- **WHAT YOU ARE ASKED TO DO**
Retype everything from the start of the material down to the line containing "minimize-icon: [654, 48, 664, 50]", with both of those lines included.

- **DATASET EXCERPTS**
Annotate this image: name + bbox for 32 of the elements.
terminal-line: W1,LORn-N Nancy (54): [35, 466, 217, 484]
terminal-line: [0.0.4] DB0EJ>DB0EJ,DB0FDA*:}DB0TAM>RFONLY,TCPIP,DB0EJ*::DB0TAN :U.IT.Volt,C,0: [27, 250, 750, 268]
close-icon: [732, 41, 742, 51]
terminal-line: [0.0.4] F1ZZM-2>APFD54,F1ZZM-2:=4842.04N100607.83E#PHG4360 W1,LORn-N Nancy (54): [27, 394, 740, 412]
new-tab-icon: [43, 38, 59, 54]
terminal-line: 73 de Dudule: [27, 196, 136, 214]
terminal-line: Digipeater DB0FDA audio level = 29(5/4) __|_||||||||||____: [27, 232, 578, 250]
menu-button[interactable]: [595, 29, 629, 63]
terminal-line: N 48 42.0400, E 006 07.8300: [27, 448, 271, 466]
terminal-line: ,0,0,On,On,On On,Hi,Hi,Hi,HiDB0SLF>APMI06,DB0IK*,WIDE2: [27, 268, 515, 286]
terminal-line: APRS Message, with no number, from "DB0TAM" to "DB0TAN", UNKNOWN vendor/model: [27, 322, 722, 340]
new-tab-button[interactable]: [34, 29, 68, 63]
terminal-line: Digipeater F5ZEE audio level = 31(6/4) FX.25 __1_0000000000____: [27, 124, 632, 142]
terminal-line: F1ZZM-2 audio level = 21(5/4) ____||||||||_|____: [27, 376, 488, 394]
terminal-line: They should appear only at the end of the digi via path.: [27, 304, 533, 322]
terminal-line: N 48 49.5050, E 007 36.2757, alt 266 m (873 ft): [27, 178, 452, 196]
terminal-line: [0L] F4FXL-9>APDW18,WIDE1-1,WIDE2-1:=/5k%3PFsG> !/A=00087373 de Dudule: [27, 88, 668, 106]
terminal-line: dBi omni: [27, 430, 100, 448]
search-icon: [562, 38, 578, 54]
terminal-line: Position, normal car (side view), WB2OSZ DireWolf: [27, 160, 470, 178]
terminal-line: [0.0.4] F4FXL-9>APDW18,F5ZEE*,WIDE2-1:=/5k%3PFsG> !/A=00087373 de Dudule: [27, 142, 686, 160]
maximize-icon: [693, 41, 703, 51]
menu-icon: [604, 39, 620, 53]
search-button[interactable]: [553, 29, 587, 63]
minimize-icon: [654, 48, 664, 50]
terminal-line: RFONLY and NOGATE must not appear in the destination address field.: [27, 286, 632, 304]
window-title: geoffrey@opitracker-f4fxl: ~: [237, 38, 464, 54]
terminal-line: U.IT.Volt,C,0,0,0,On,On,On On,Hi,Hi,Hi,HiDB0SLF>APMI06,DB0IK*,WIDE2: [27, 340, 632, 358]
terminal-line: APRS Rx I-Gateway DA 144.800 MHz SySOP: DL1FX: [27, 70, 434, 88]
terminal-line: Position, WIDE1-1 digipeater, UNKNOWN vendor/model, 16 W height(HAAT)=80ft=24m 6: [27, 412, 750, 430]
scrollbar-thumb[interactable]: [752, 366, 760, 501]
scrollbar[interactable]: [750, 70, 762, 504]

- **THE COMPLETED TASK**
Annotate this image: name + bbox for 32 of the elements.
terminal-line: W1,LORn-N Nancy (54): [35, 466, 217, 484]
terminal-line: [0.0.4] DB0EJ>DB0EJ,DB0FDA*:}DB0TAM>RFONLY,TCPIP,DB0EJ*::DB0TAN :U.IT.Volt,C,0: [27, 250, 750, 268]
close-icon: [732, 41, 742, 51]
terminal-line: [0.0.4] F1ZZM-2>APFD54,F1ZZM-2:=4842.04N100607.83E#PHG4360 W1,LORn-N Nancy (54): [27, 394, 740, 412]
new-tab-icon: [43, 38, 59, 54]
terminal-line: 73 de Dudule: [27, 196, 136, 214]
terminal-line: Digipeater DB0FDA audio level = 29(5/4) __|_||||||||||____: [27, 232, 578, 250]
menu-button[interactable]: [595, 29, 629, 63]
terminal-line: N 48 42.0400, E 006 07.8300: [27, 448, 271, 466]
terminal-line: ,0,0,On,On,On On,Hi,Hi,Hi,HiDB0SLF>APMI06,DB0IK*,WIDE2: [27, 268, 515, 286]
terminal-line: APRS Message, with no number, from "DB0TAM" to "DB0TAN", UNKNOWN vendor/model: [27, 322, 722, 340]
new-tab-button[interactable]: [34, 29, 68, 63]
terminal-line: Digipeater F5ZEE audio level = 31(6/4) FX.25 __1_0000000000____: [27, 124, 632, 142]
terminal-line: F1ZZM-2 audio level = 21(5/4) ____||||||||_|____: [27, 376, 488, 394]
terminal-line: They should appear only at the end of the digi via path.: [27, 304, 533, 322]
terminal-line: N 48 49.5050, E 007 36.2757, alt 266 m (873 ft): [27, 178, 452, 196]
terminal-line: [0L] F4FXL-9>APDW18,WIDE1-1,WIDE2-1:=/5k%3PFsG> !/A=00087373 de Dudule: [27, 88, 668, 106]
terminal-line: dBi omni: [27, 430, 100, 448]
search-icon: [562, 38, 578, 54]
terminal-line: Position, normal car (side view), WB2OSZ DireWolf: [27, 160, 470, 178]
terminal-line: [0.0.4] F4FXL-9>APDW18,F5ZEE*,WIDE2-1:=/5k%3PFsG> !/A=00087373 de Dudule: [27, 142, 686, 160]
maximize-icon: [693, 41, 703, 51]
menu-icon: [604, 39, 620, 53]
search-button[interactable]: [553, 29, 587, 63]
minimize-icon: [654, 48, 664, 50]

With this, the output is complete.